# Material supplied:
---------------
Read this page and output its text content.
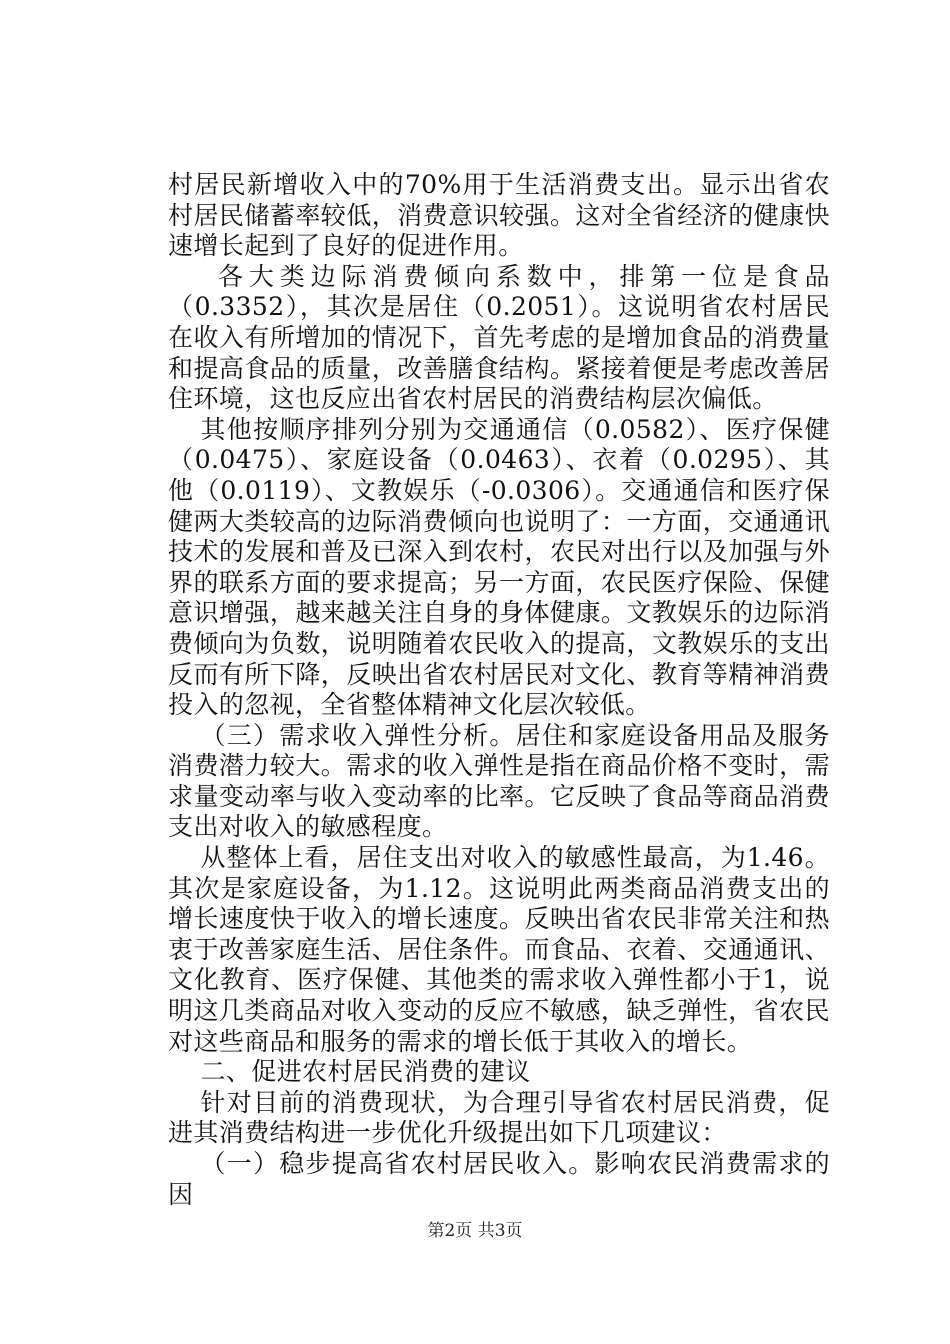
村居民新增收入中的70%用于生活消费支出。显示出省农村居民储蓄率较低，消费意识较强。这对全省经济的健康快速增长起到了良好的促进作用。

各大类边际消费倾向系数中，排第一位是食品（0.3352），其次是居住（0.2051）。这说明省农村居民在收入有所增加的情况下，首先考虑的是增加食品的消费量和提高食品的质量，改善膳食结构。紧接着便是考虑改善居住环境，这也反应出省农村居民的消费结构层次偏低。

其他按顺序排列分别为交通通信（0.0582）、医疗保健（0.0475）、家庭设备（0.0463）、衣着（0.0295）、其他（0.0119）、文教娱乐（-0.0306）。交通通信和医疗保健两大类较高的边际消费倾向也说明了：一方面，交通通讯技术的发展和普及已深入到农村，农民对出行以及加强与外界的联系方面的要求提高；另一方面，农民医疗保险、保健意识增强，越来越关注自身的身体健康。文教娱乐的边际消费倾向为负数，说明随着农民收入的提高，文教娱乐的支出反而有所下降，反映出省农村居民对文化、教育等精神消费投入的忽视，全省整体精神文化层次较低。

（三）需求收入弹性分析。居住和家庭设备用品及服务消费潜力较大。需求的收入弹性是指在商品价格不变时，需求量变动率与收入变动率的比率。它反映了食品等商品消费支出对收入的敏感程度。

从整体上看，居住支出对收入的敏感性最高，为1.46。其次是家庭设备，为1.12。这说明此两类商品消费支出的增长速度快于收入的增长速度。反映出省农民非常关注和热衷于改善家庭生活、居住条件。而食品、衣着、交通通讯、文化教育、医疗保健、其他类的需求收入弹性都小于1，说明这几类商品对收入变动的反应不敏感，缺乏弹性，省农民对这些商品和服务的需求的增长低于其收入的增长。

二、促进农村居民消费的建议

针对目前的消费现状，为合理引导省农村居民消费，促进其消费结构进一步优化升级提出如下几项建议：

（一）稳步提高省农村居民收入。影响农民消费需求的因

第2页 共3页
---------------
# Objective:
Skip the images and write out the rest of the listing exactly.

# Solved problem:
Read this page and output its text content.
村居民新增收入中的70%用于生活消费支出。显示出省农村居民储蓄率较低，消费意识较强。这对全省经济的健康快速增长起到了良好的促进作用。

各大类边际消费倾向系数中，排第一位是食品（0.3352），其次是居住（0.2051）。这说明省农村居民在收入有所增加的情况下，首先考虑的是增加食品的消费量和提高食品的质量，改善膳食结构。紧接着便是考虑改善居住环境，这也反应出省农村居民的消费结构层次偏低。

其他按顺序排列分别为交通通信（0.0582）、医疗保健（0.0475）、家庭设备（0.0463）、衣着（0.0295）、其他（0.0119）、文教娱乐（-0.0306）。交通通信和医疗保健两大类较高的边际消费倾向也说明了：一方面，交通通讯技术的发展和普及已深入到农村，农民对出行以及加强与外界的联系方面的要求提高；另一方面，农民医疗保险、保健意识增强，越来越关注自身的身体健康。文教娱乐的边际消费倾向为负数，说明随着农民收入的提高，文教娱乐的支出反而有所下降，反映出省农村居民对文化、教育等精神消费投入的忽视，全省整体精神文化层次较低。

（三）需求收入弹性分析。居住和家庭设备用品及服务消费潜力较大。需求的收入弹性是指在商品价格不变时，需求量变动率与收入变动率的比率。它反映了食品等商品消费支出对收入的敏感程度。

从整体上看，居住支出对收入的敏感性最高，为1.46。其次是家庭设备，为1.12。这说明此两类商品消费支出的增长速度快于收入的增长速度。反映出省农民非常关注和热衷于改善家庭生活、居住条件。而食品、衣着、交通通讯、文化教育、医疗保健、其他类的需求收入弹性都小于1，说明这几类商品对收入变动的反应不敏感，缺乏弹性，省农民对这些商品和服务的需求的增长低于其收入的增长。

二、促进农村居民消费的建议

针对目前的消费现状，为合理引导省农村居民消费，促进其消费结构进一步优化升级提出如下几项建议：

（一）稳步提高省农村居民收入。影响农民消费需求的因

第2页 共3页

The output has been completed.